Data listing
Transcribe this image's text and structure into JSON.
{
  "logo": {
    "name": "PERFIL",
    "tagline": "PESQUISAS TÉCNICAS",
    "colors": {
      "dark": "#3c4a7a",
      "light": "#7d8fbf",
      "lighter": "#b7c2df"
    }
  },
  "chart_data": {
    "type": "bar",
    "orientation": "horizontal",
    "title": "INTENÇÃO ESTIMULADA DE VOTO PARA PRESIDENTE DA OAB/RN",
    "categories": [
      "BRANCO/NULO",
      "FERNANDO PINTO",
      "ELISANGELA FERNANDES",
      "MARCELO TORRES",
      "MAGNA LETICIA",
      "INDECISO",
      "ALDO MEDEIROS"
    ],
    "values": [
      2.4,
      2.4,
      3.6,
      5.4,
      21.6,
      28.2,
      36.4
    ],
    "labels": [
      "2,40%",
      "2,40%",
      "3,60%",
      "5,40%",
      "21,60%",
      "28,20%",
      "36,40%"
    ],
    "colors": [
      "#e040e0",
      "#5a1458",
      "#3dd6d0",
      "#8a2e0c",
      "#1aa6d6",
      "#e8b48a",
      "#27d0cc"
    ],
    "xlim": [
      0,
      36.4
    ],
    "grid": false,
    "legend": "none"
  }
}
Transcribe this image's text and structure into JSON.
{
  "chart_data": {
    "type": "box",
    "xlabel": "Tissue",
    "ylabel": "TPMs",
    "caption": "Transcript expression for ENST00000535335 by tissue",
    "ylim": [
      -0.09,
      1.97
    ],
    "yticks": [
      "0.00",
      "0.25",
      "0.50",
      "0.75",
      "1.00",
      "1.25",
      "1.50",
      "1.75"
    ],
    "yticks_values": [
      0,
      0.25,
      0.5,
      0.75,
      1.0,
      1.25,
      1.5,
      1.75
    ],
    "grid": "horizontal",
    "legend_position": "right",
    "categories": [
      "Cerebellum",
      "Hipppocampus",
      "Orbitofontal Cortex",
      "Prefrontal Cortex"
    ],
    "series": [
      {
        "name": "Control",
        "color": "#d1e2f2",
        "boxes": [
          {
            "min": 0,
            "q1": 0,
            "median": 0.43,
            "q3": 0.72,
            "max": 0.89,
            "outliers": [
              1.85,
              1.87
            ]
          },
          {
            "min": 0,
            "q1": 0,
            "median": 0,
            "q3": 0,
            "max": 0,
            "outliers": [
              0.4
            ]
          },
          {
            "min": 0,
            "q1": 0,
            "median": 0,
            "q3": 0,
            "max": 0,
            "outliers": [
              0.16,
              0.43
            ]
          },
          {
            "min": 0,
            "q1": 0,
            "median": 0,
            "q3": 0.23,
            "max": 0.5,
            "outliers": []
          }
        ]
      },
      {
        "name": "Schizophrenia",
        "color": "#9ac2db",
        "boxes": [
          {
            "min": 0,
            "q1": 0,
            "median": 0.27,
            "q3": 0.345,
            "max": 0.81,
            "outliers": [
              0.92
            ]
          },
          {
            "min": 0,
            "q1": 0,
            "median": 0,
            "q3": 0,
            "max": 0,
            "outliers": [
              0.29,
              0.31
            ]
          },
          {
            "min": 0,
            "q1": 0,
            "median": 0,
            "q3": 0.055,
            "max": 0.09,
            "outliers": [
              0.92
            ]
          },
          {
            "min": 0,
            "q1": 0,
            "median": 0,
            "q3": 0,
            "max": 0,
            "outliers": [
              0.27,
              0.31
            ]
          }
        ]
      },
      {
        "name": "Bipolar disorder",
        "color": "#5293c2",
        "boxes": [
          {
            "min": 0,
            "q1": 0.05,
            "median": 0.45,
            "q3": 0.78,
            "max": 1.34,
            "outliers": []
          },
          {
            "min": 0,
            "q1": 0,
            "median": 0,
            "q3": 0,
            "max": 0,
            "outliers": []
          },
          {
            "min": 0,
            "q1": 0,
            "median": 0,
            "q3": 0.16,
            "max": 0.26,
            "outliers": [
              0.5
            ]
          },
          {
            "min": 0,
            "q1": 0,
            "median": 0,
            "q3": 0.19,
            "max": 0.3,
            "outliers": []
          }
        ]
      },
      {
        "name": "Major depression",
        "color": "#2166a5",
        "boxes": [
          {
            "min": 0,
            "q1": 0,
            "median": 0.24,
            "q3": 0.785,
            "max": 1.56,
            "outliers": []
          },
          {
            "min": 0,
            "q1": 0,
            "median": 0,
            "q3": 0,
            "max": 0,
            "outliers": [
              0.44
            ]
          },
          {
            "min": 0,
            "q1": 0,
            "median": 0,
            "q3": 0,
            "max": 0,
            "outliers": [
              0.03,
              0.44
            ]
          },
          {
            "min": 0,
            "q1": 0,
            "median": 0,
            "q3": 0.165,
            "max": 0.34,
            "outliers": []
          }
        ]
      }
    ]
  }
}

* **Objective**:
Set down the listing above in full, please, exactly as it appears.

* **Final result**:
Transcribe this image's text and structure into JSON.
{
  "logo": {
    "name": "PERFIL",
    "tagline": "PESQUISAS TÉCNICAS",
    "colors": {
      "dark": "#3c4a7a",
      "light": "#7d8fbf",
      "lighter": "#b7c2df"
    }
  },
  "chart_data": {
    "type": "bar",
    "orientation": "horizontal",
    "title": "INTENÇÃO ESTIMULADA DE VOTO PARA PRESIDENTE DA OAB/RN",
    "categories": [
      "BRANCO/NULO",
      "FERNANDO PINTO",
      "ELISANGELA FERNANDES",
      "MARCELO TORRES",
      "MAGNA LETICIA",
      "INDECISO",
      "ALDO MEDEIROS"
    ],
    "values": [
      2.4,
      2.4,
      3.6,
      5.4,
      21.6,
      28.2,
      36.4
    ],
    "labels": [
      "2,40%",
      "2,40%",
      "3,60%",
      "5,40%",
      "21,60%",
      "28,20%",
      "36,40%"
    ],
    "colors": [
      "#e040e0",
      "#5a1458",
      "#3dd6d0",
      "#8a2e0c",
      "#1aa6d6",
      "#e8b48a",
      "#27d0cc"
    ],
    "xlim": [
      0,
      36.4
    ],
    "grid": false,
    "legend": "none"
  }
}
Transcribe this image's text and structure into JSON.
{
  "chart_data": {
    "type": "box",
    "xlabel": "Tissue",
    "ylabel": "TPMs",
    "caption": "Transcript expression for ENST00000535335 by tissue",
    "ylim": [
      -0.09,
      1.97
    ],
    "yticks": [
      "0.00",
      "0.25",
      "0.50",
      "0.75",
      "1.00",
      "1.25",
      "1.50",
      "1.75"
    ],
    "yticks_values": [
      0,
      0.25,
      0.5,
      0.75,
      1.0,
      1.25,
      1.5,
      1.75
    ],
    "grid": "horizontal",
    "legend_position": "right",
    "categories": [
      "Cerebellum",
      "Hipppocampus",
      "Orbitofontal Cortex",
      "Prefrontal Cortex"
    ],
    "series": [
      {
        "name": "Control",
        "color": "#d1e2f2",
        "boxes": [
          {
            "min": 0,
            "q1": 0,
            "median": 0.43,
            "q3": 0.72,
            "max": 0.89,
            "outliers": [
              1.85,
              1.87
            ]
          },
          {
            "min": 0,
            "q1": 0,
            "median": 0,
            "q3": 0,
            "max": 0,
            "outliers": [
              0.4
            ]
          },
          {
            "min": 0,
            "q1": 0,
            "median": 0,
            "q3": 0,
            "max": 0,
            "outliers": [
              0.16,
              0.43
            ]
          },
          {
            "min": 0,
            "q1": 0,
            "median": 0,
            "q3": 0.23,
            "max": 0.5,
            "outliers": []
          }
        ]
      },
      {
        "name": "Schizophrenia",
        "color": "#9ac2db",
        "boxes": [
          {
            "min": 0,
            "q1": 0,
            "median": 0.27,
            "q3": 0.345,
            "max": 0.81,
            "outliers": [
              0.92
            ]
          },
          {
            "min": 0,
            "q1": 0,
            "median": 0,
            "q3": 0,
            "max": 0,
            "outliers": [
              0.29,
              0.31
            ]
          },
          {
            "min": 0,
            "q1": 0,
            "median": 0,
            "q3": 0.055,
            "max": 0.09,
            "outliers": [
              0.92
            ]
          },
          {
            "min": 0,
            "q1": 0,
            "median": 0,
            "q3": 0,
            "max": 0,
            "outliers": [
              0.27,
              0.31
            ]
          }
        ]
      },
      {
        "name": "Bipolar disorder",
        "color": "#5293c2",
        "boxes": [
          {
            "min": 0,
            "q1": 0.05,
            "median": 0.45,
            "q3": 0.78,
            "max": 1.34,
            "outliers": []
          },
          {
            "min": 0,
            "q1": 0,
            "median": 0,
            "q3": 0,
            "max": 0,
            "outliers": []
          },
          {
            "min": 0,
            "q1": 0,
            "median": 0,
            "q3": 0.16,
            "max": 0.26,
            "outliers": [
              0.5
            ]
          },
          {
            "min": 0,
            "q1": 0,
            "median": 0,
            "q3": 0.19,
            "max": 0.3,
            "outliers": []
          }
        ]
      },
      {
        "name": "Major depression",
        "color": "#2166a5",
        "boxes": [
          {
            "min": 0,
            "q1": 0,
            "median": 0.24,
            "q3": 0.785,
            "max": 1.56,
            "outliers": []
          },
          {
            "min": 0,
            "q1": 0,
            "median": 0,
            "q3": 0,
            "max": 0,
            "outliers": [
              0.44
            ]
          },
          {
            "min": 0,
            "q1": 0,
            "median": 0,
            "q3": 0,
            "max": 0,
            "outliers": [
              0.03,
              0.44
            ]
          },
          {
            "min": 0,
            "q1": 0,
            "median": 0,
            "q3": 0.165,
            "max": 0.34,
            "outliers": []
          }
        ]
      }
    ]
  }
}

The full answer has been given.